▶ _The request_:
Check each line of the entries below for the string "invoices"; copy every line where it appears.

▶ _Records for the exercise_:

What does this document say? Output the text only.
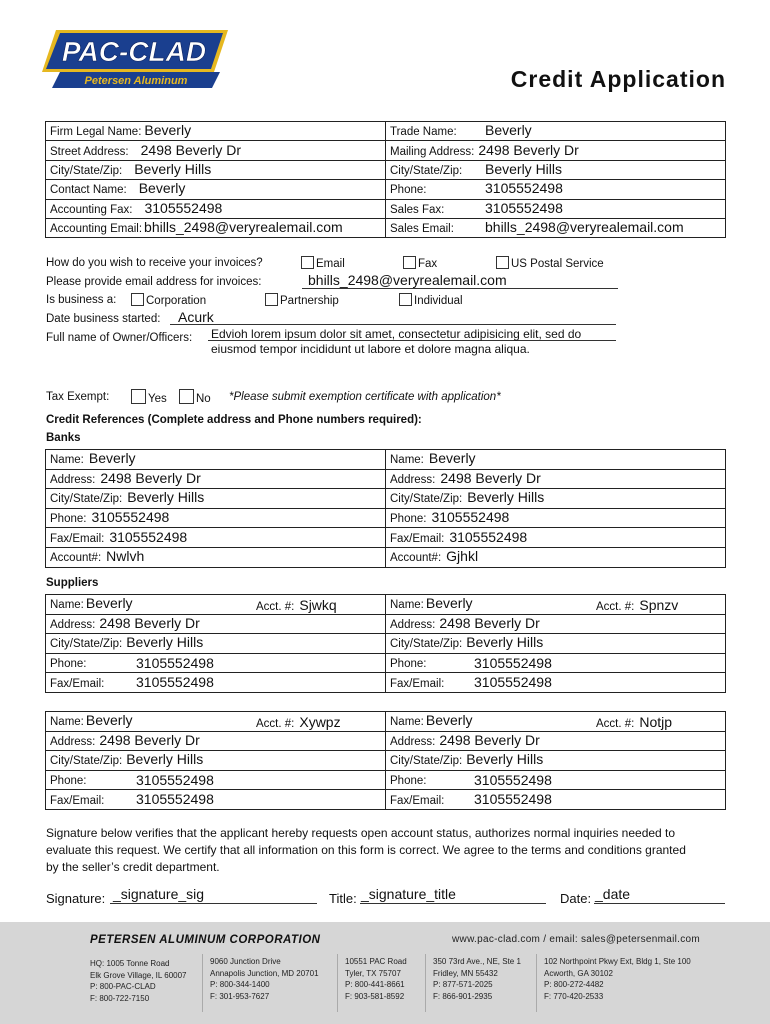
PAC-CLAD
Petersen Aluminum	Credit Application
Firm Legal Name: Beverly	Trade Name: Beverly

Street Address: 2498 Beverly Dr	Mailing Address: 2498 Beverly Dr
City/State/Zip: Beverly Hills	City/State/Zip: Beverly Hills

Contact Name: Beverly	Phone: 3105552498

Accounting Fax: 3105552498	Sales Fax: 3105552498

Accounting Email: bhills_2498@veryrealemail.com	Sales Email: bhills_2498@veryrealemail.com
How do you wish to receive your invoices?	Email	Fax	US Postal Service
Please provide email address for invoices:	bhills_2498@veryrealemail.com
Is business a:	Corporation	Partnership	Individual
Date business started:	Acurk
Full name of Owner/Officers: Edvioh lorem ipsum dolor sit amet, consectetur adipisicing elit, sed do
eiusmod tempor incididunt ut labore et dolore magna aliqua.
Tax Exempt:	Yes	No *Please submit exemption certificate with application*
Credit References (Complete address and Phone numbers required):
Banks
Name: Beverly	Name: Beverly
Address: 2498 Beverly Dr	Address: 2498 Beverly Dr
City/State/Zip: Beverly Hills	City/State/Zip: Beverly Hills
Phone: 3105552498	Phone: 3105552498
Fax/Email: 3105552498	Fax/Email: 3105552498
Account#: Nwlvh	Account#: Gjhkl
Suppliers
Name: Beverly Acct. #: Sjwkq	Name: Beverly Acct. #: Spnzv

Address: 2498 Beverly Dr	Address: 2498 Beverly Dr
City/State/Zip: Beverly Hills	City/State/Zip: Beverly Hills
Phone: 3105552498	Phone: 3105552498

Fax/Email: 3105552498	Fax/Email: 3105552498
Name: Beverly Acct. #: Xywpz	Name: Beverly Acct. #: Notjp

Address: 2498 Beverly Dr	Address: 2498 Beverly Dr
City/State/Zip: Beverly Hills	City/State/Zip: Beverly Hills
Phone: 3105552498	Phone: 3105552498

Fax/Email: 3105552498	Fax/Email: 3105552498
Signature below verifies that the applicant hereby requests open account status, authorizes normal inquiries needed to
evaluate this request. We certify that all information on this form is correct. We agree to the terms and conditions granted
by the seller’s credit department.
Signature: _signature_sig	Title: _signature_title	Date: _date
PETERSEN ALUMINUM CORPORATION	www.pac-clad.com / email: sales@petersenmail.com
HQ: 1005 Tonne Road
Elk Grove Village, IL 60007
P: 800-PAC-CLAD
F: 800-722-7150
9060 Junction Drive
Annapolis Junction, MD 20701
P: 800-344-1400
F: 301-953-7627
10551 PAC Road
Tyler, TX 75707
P: 800-441-8661
F: 903-581-8592
350 73rd Ave., NE, Ste 1
Fridley, MN 55432
P: 877-571-2025
F: 866-901-2935
102 Northpoint Pkwy Ext, Bldg 1, Ste 100
Acworth, GA 30102
P: 800-272-4482
F: 770-420-2533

▶ _Solved problem_:
How do you wish to receive your invoices?	Email	Fax	US Postal Service
Please provide email address for invoices:	bhills_2498@veryrealemail.com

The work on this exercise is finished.